The problem: Would you transcribe the listing that follows, character for character, and omit its images?

Part of a data file:
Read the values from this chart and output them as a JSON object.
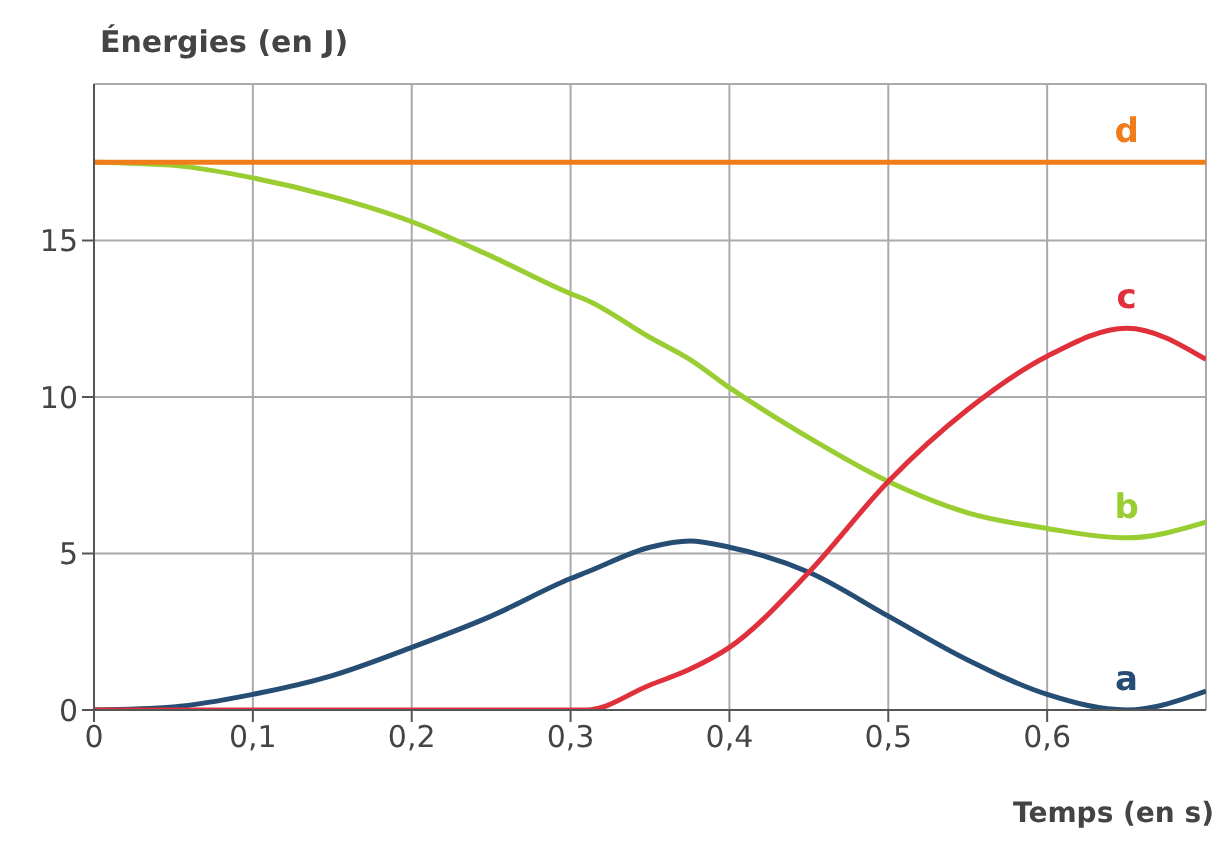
{
  "chart_data": {
    "type": "line",
    "xlabel": "Temps (en s)",
    "ylabel": "Énergies (en J)",
    "x": [
      0,
      0.05,
      0.1,
      0.15,
      0.2,
      0.25,
      0.3,
      0.31,
      0.35,
      0.375,
      0.4,
      0.45,
      0.5,
      0.55,
      0.6,
      0.65,
      0.7
    ],
    "series": [
      {
        "name": "a",
        "color": "#264d73",
        "values": [
          0,
          0.1,
          0.5,
          1.1,
          2.0,
          3.0,
          4.2,
          4.4,
          5.2,
          5.4,
          5.2,
          4.4,
          3.0,
          1.6,
          0.5,
          0,
          0.6
        ]
      },
      {
        "name": "b",
        "color": "#9acd32",
        "values": [
          17.5,
          17.4,
          17.0,
          16.4,
          15.6,
          14.5,
          13.3,
          13.1,
          11.9,
          11.2,
          10.3,
          8.7,
          7.3,
          6.3,
          5.8,
          5.5,
          6.0
        ]
      },
      {
        "name": "c",
        "color": "#e0303c",
        "values": [
          0,
          0,
          0,
          0,
          0,
          0,
          0,
          0,
          0.8,
          1.3,
          2.0,
          4.4,
          7.3,
          9.6,
          11.3,
          12.2,
          11.2
        ]
      },
      {
        "name": "d",
        "color": "#f07d1a",
        "values": [
          17.5,
          17.5,
          17.5,
          17.5,
          17.5,
          17.5,
          17.5,
          17.5,
          17.5,
          17.5,
          17.5,
          17.5,
          17.5,
          17.5,
          17.5,
          17.5,
          17.5
        ]
      }
    ],
    "xlim": [
      0,
      0.7
    ],
    "ylim": [
      0,
      20
    ],
    "xticks": [
      0,
      {
        "value": 0.1,
        "label": "0,1"
      },
      {
        "value": 0.2,
        "label": "0,2"
      },
      {
        "value": 0.3,
        "label": "0,3"
      },
      {
        "value": 0.4,
        "label": "0,4"
      },
      {
        "value": 0.5,
        "label": "0,5"
      },
      {
        "value": 0.6,
        "label": "0,6"
      }
    ],
    "yticks": [
      0,
      5,
      10,
      15
    ],
    "grid": true,
    "legend": false,
    "marker": "none",
    "line_style": "solid"
  }
}
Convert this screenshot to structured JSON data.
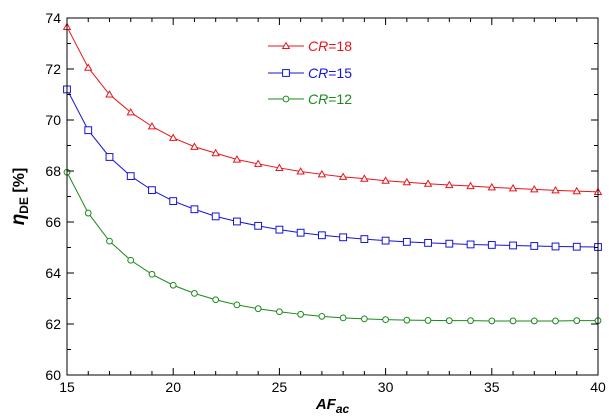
{
  "chart_data": {
    "type": "line",
    "xlabel": {
      "main": "AF",
      "sub": "ac"
    },
    "ylabel": {
      "main": "η",
      "sub": "DE",
      "unit": " [%]"
    },
    "xlim": [
      15,
      40
    ],
    "ylim": [
      60,
      74
    ],
    "x_ticks": [
      15,
      20,
      25,
      30,
      35,
      40
    ],
    "y_ticks": [
      60,
      62,
      64,
      66,
      68,
      70,
      72,
      74
    ],
    "grid": false,
    "legend_position": "top-center",
    "x": [
      15,
      16,
      17,
      18,
      19,
      20,
      21,
      22,
      23,
      24,
      25,
      26,
      27,
      28,
      29,
      30,
      31,
      32,
      33,
      34,
      35,
      36,
      37,
      38,
      39,
      40
    ],
    "series": [
      {
        "name": "CR=18",
        "label_var": "CR",
        "label_val": "=18",
        "color": "#e8141b",
        "marker": "triangle",
        "values": [
          73.65,
          72.05,
          71.0,
          70.3,
          69.75,
          69.3,
          68.95,
          68.7,
          68.45,
          68.28,
          68.12,
          67.98,
          67.87,
          67.77,
          67.7,
          67.62,
          67.56,
          67.5,
          67.45,
          67.41,
          67.36,
          67.32,
          67.28,
          67.24,
          67.21,
          67.18
        ]
      },
      {
        "name": "CR=15",
        "label_var": "CR",
        "label_val": "=15",
        "color": "#1515d6",
        "marker": "square",
        "values": [
          71.2,
          69.6,
          68.55,
          67.8,
          67.25,
          66.82,
          66.5,
          66.22,
          66.02,
          65.85,
          65.7,
          65.58,
          65.48,
          65.4,
          65.33,
          65.27,
          65.22,
          65.18,
          65.15,
          65.12,
          65.1,
          65.08,
          65.06,
          65.04,
          65.03,
          65.02
        ]
      },
      {
        "name": "CR=12",
        "label_var": "CR",
        "label_val": "=12",
        "color": "#1a8a1a",
        "marker": "circle",
        "values": [
          67.95,
          66.35,
          65.25,
          64.5,
          63.95,
          63.52,
          63.2,
          62.95,
          62.75,
          62.6,
          62.48,
          62.38,
          62.3,
          62.24,
          62.2,
          62.17,
          62.15,
          62.14,
          62.13,
          62.13,
          62.12,
          62.12,
          62.12,
          62.12,
          62.13,
          62.13
        ]
      }
    ]
  }
}
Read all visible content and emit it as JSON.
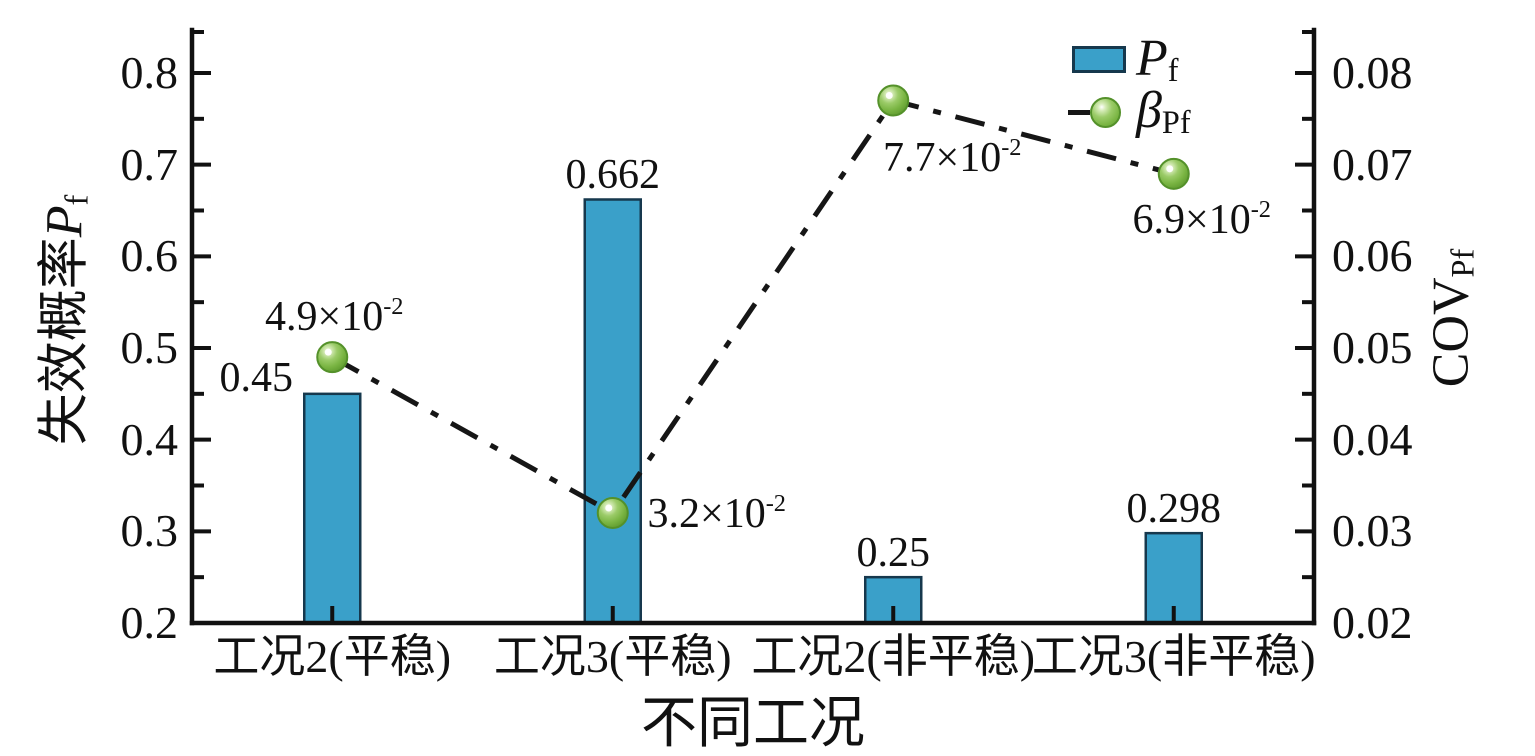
{
  "axes": {
    "xlabel": "不同工况",
    "ylabel_left_text": "失效概率",
    "ylabel_left_sym": "P",
    "ylabel_left_sub": "f",
    "ylabel_right_main": "COV",
    "ylabel_right_sub": "Pf"
  },
  "legend": {
    "position": "top-right",
    "pf": {
      "main": "P",
      "sub": "f"
    },
    "beta": {
      "main": "β",
      "sub": "Pf"
    }
  },
  "colors": {
    "bar_fill": "#3AA0C9",
    "bar_border": "#16384d",
    "line": "#161616",
    "marker_green": "#7ab543",
    "marker_border": "#54912a",
    "axis": "#111111",
    "text": "#111111"
  },
  "chart_data": {
    "type": "bar+line",
    "title": "",
    "xlabel": "不同工况",
    "ylabel_left": "失效概率Pf",
    "ylabel_right": "COVPf",
    "grid": false,
    "legend_position": "top-right",
    "categories": [
      "工况2(平稳)",
      "工况3(平稳)",
      "工况2(非平稳)",
      "工况3(非平稳)"
    ],
    "series": [
      {
        "name": "Pf",
        "type": "bar",
        "axis": "left",
        "values": [
          0.45,
          0.662,
          0.25,
          0.298
        ],
        "value_labels": [
          "0.45",
          "0.662",
          "0.25",
          "0.298"
        ],
        "label_placement": [
          "left",
          "above",
          "above",
          "above"
        ]
      },
      {
        "name": "βPf",
        "type": "line",
        "axis": "right",
        "line_style": "dash-dot",
        "values": [
          0.049,
          0.032,
          0.077,
          0.069
        ],
        "value_labels": [
          {
            "base": "4.9×10",
            "sup": "-2"
          },
          {
            "base": "3.2×10",
            "sup": "-2"
          },
          {
            "base": "7.7×10",
            "sup": "-2"
          },
          {
            "base": "6.9×10",
            "sup": "-2"
          }
        ],
        "label_placement": [
          "above",
          "right",
          "below-right",
          "below"
        ]
      }
    ],
    "y_left": {
      "min": 0.2,
      "max": 0.8469,
      "tick_values": [
        0.2,
        0.3,
        0.4,
        0.5,
        0.6,
        0.7,
        0.8
      ],
      "tick_labels": [
        "0.2",
        "0.3",
        "0.4",
        "0.5",
        "0.6",
        "0.7",
        "0.8"
      ],
      "minor_ticks": true
    },
    "y_right": {
      "min": 0.02,
      "max": 0.08469,
      "tick_values": [
        0.02,
        0.03,
        0.04,
        0.05,
        0.06,
        0.07,
        0.08
      ],
      "tick_labels": [
        "0.02",
        "0.03",
        "0.04",
        "0.05",
        "0.06",
        "0.07",
        "0.08"
      ],
      "minor_ticks": true
    }
  }
}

Exercise response:
Read the values from this chart and output them as a JSON object.
{
  "chart_data": {
    "type": "line",
    "xlabel": "Temps (en s)",
    "ylabel": "Énergies (en J)",
    "x": [
      0,
      0.05,
      0.1,
      0.15,
      0.2,
      0.25,
      0.3,
      0.31,
      0.35,
      0.375,
      0.4,
      0.45,
      0.5,
      0.55,
      0.6,
      0.65,
      0.7
    ],
    "series": [
      {
        "name": "a",
        "color": "#264d73",
        "values": [
          0,
          0.1,
          0.5,
          1.1,
          2.0,
          3.0,
          4.2,
          4.4,
          5.2,
          5.4,
          5.2,
          4.4,
          3.0,
          1.6,
          0.5,
          0,
          0.6
        ]
      },
      {
        "name": "b",
        "color": "#9acd32",
        "values": [
          17.5,
          17.4,
          17.0,
          16.4,
          15.6,
          14.5,
          13.3,
          13.1,
          11.9,
          11.2,
          10.3,
          8.7,
          7.3,
          6.3,
          5.8,
          5.5,
          6.0
        ]
      },
      {
        "name": "c",
        "color": "#e0303c",
        "values": [
          0,
          0,
          0,
          0,
          0,
          0,
          0,
          0,
          0.8,
          1.3,
          2.0,
          4.4,
          7.3,
          9.6,
          11.3,
          12.2,
          11.2
        ]
      },
      {
        "name": "d",
        "color": "#f07d1a",
        "values": [
          17.5,
          17.5,
          17.5,
          17.5,
          17.5,
          17.5,
          17.5,
          17.5,
          17.5,
          17.5,
          17.5,
          17.5,
          17.5,
          17.5,
          17.5,
          17.5,
          17.5
        ]
      }
    ],
    "xlim": [
      0,
      0.7
    ],
    "ylim": [
      0,
      20
    ],
    "xticks": [
      0,
      {
        "value": 0.1,
        "label": "0,1"
      },
      {
        "value": 0.2,
        "label": "0,2"
      },
      {
        "value": 0.3,
        "label": "0,3"
      },
      {
        "value": 0.4,
        "label": "0,4"
      },
      {
        "value": 0.5,
        "label": "0,5"
      },
      {
        "value": 0.6,
        "label": "0,6"
      }
    ],
    "yticks": [
      0,
      5,
      10,
      15
    ],
    "grid": true,
    "legend": false,
    "marker": "none",
    "line_style": "solid"
  }
}
Convert this screenshot to structured JSON data.
{
  "chart_data": {
    "type": "line",
    "xlabel": {
      "main": "AF",
      "sub": "ac"
    },
    "ylabel": {
      "main": "η",
      "sub": "DE",
      "unit": " [%]"
    },
    "xlim": [
      15,
      40
    ],
    "ylim": [
      60,
      74
    ],
    "x_ticks": [
      15,
      20,
      25,
      30,
      35,
      40
    ],
    "y_ticks": [
      60,
      62,
      64,
      66,
      68,
      70,
      72,
      74
    ],
    "grid": false,
    "legend_position": "top-center",
    "x": [
      15,
      16,
      17,
      18,
      19,
      20,
      21,
      22,
      23,
      24,
      25,
      26,
      27,
      28,
      29,
      30,
      31,
      32,
      33,
      34,
      35,
      36,
      37,
      38,
      39,
      40
    ],
    "series": [
      {
        "name": "CR=18",
        "label_var": "CR",
        "label_val": "=18",
        "color": "#e8141b",
        "marker": "triangle",
        "values": [
          73.65,
          72.05,
          71.0,
          70.3,
          69.75,
          69.3,
          68.95,
          68.7,
          68.45,
          68.28,
          68.12,
          67.98,
          67.87,
          67.77,
          67.7,
          67.62,
          67.56,
          67.5,
          67.45,
          67.41,
          67.36,
          67.32,
          67.28,
          67.24,
          67.21,
          67.18
        ]
      },
      {
        "name": "CR=15",
        "label_var": "CR",
        "label_val": "=15",
        "color": "#1515d6",
        "marker": "square",
        "values": [
          71.2,
          69.6,
          68.55,
          67.8,
          67.25,
          66.82,
          66.5,
          66.22,
          66.02,
          65.85,
          65.7,
          65.58,
          65.48,
          65.4,
          65.33,
          65.27,
          65.22,
          65.18,
          65.15,
          65.12,
          65.1,
          65.08,
          65.06,
          65.04,
          65.03,
          65.02
        ]
      },
      {
        "name": "CR=12",
        "label_var": "CR",
        "label_val": "=12",
        "color": "#1a8a1a",
        "marker": "circle",
        "values": [
          67.95,
          66.35,
          65.25,
          64.5,
          63.95,
          63.52,
          63.2,
          62.95,
          62.75,
          62.6,
          62.48,
          62.38,
          62.3,
          62.24,
          62.2,
          62.17,
          62.15,
          62.14,
          62.13,
          62.13,
          62.12,
          62.12,
          62.12,
          62.12,
          62.13,
          62.13
        ]
      }
    ]
  }
}
Read all visible content and emit it as JSON.
{
  "axes": {
    "xlabel": "不同工况",
    "ylabel_left_text": "失效概率",
    "ylabel_left_sym": "P",
    "ylabel_left_sub": "f",
    "ylabel_right_main": "COV",
    "ylabel_right_sub": "Pf"
  },
  "legend": {
    "position": "top-right",
    "pf": {
      "main": "P",
      "sub": "f"
    },
    "beta": {
      "main": "β",
      "sub": "Pf"
    }
  },
  "colors": {
    "bar_fill": "#3AA0C9",
    "bar_border": "#16384d",
    "line": "#161616",
    "marker_green": "#7ab543",
    "marker_border": "#54912a",
    "axis": "#111111",
    "text": "#111111"
  },
  "chart_data": {
    "type": "bar+line",
    "title": "",
    "xlabel": "不同工况",
    "ylabel_left": "失效概率Pf",
    "ylabel_right": "COVPf",
    "grid": false,
    "legend_position": "top-right",
    "categories": [
      "工况2(平稳)",
      "工况3(平稳)",
      "工况2(非平稳)",
      "工况3(非平稳)"
    ],
    "series": [
      {
        "name": "Pf",
        "type": "bar",
        "axis": "left",
        "values": [
          0.45,
          0.662,
          0.25,
          0.298
        ],
        "value_labels": [
          "0.45",
          "0.662",
          "0.25",
          "0.298"
        ],
        "label_placement": [
          "left",
          "above",
          "above",
          "above"
        ]
      },
      {
        "name": "βPf",
        "type": "line",
        "axis": "right",
        "line_style": "dash-dot",
        "values": [
          0.049,
          0.032,
          0.077,
          0.069
        ],
        "value_labels": [
          {
            "base": "4.9×10",
            "sup": "-2"
          },
          {
            "base": "3.2×10",
            "sup": "-2"
          },
          {
            "base": "7.7×10",
            "sup": "-2"
          },
          {
            "base": "6.9×10",
            "sup": "-2"
          }
        ],
        "label_placement": [
          "above",
          "right",
          "below-right",
          "below"
        ]
      }
    ],
    "y_left": {
      "min": 0.2,
      "max": 0.8469,
      "tick_values": [
        0.2,
        0.3,
        0.4,
        0.5,
        0.6,
        0.7,
        0.8
      ],
      "tick_labels": [
        "0.2",
        "0.3",
        "0.4",
        "0.5",
        "0.6",
        "0.7",
        "0.8"
      ],
      "minor_ticks": true
    },
    "y_right": {
      "min": 0.02,
      "max": 0.08469,
      "tick_values": [
        0.02,
        0.03,
        0.04,
        0.05,
        0.06,
        0.07,
        0.08
      ],
      "tick_labels": [
        "0.02",
        "0.03",
        "0.04",
        "0.05",
        "0.06",
        "0.07",
        "0.08"
      ],
      "minor_ticks": true
    }
  }
}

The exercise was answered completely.